▶ **To do**: Within the records below, find each line that holds the string "秋秋找妈妈", then copy it.

-------- Information shown --------

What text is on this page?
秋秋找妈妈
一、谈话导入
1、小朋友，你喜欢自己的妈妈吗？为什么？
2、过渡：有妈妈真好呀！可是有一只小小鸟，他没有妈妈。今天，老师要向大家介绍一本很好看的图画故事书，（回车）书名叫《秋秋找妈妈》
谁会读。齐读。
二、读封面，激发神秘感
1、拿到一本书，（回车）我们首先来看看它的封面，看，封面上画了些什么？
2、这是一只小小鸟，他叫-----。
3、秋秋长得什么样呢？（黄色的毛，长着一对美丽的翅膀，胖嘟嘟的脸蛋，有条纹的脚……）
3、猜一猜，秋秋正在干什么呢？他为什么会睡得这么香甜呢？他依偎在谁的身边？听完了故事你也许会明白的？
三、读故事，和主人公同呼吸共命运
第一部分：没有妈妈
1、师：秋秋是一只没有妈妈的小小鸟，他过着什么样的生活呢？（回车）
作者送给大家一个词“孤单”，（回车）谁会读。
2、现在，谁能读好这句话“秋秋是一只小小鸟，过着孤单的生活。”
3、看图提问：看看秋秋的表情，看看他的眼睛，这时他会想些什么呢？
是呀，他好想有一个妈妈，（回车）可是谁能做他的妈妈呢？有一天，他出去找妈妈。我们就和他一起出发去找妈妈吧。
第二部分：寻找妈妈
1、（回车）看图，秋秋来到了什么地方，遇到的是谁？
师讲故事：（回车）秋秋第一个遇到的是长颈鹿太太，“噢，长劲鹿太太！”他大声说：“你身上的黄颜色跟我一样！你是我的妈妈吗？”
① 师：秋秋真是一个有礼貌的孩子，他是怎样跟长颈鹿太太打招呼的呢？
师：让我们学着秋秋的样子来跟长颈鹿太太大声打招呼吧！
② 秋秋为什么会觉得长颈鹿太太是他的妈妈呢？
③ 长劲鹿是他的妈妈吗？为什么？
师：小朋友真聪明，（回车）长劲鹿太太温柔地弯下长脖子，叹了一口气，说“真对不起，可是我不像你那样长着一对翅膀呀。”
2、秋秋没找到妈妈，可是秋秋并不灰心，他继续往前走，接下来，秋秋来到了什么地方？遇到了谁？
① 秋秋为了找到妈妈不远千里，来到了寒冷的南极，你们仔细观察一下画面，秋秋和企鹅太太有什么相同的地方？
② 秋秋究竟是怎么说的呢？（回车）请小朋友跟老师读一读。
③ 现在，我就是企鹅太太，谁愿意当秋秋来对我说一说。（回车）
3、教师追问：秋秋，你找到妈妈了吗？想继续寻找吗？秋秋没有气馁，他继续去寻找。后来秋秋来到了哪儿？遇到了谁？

--------

▶ **Full response**:
秋秋找妈妈
2、过渡：有妈妈真好呀！可是有一只小小鸟，他没有妈妈。今天，老师要向大家介绍一本很好看的图画故事书，（回车）书名叫《秋秋找妈妈》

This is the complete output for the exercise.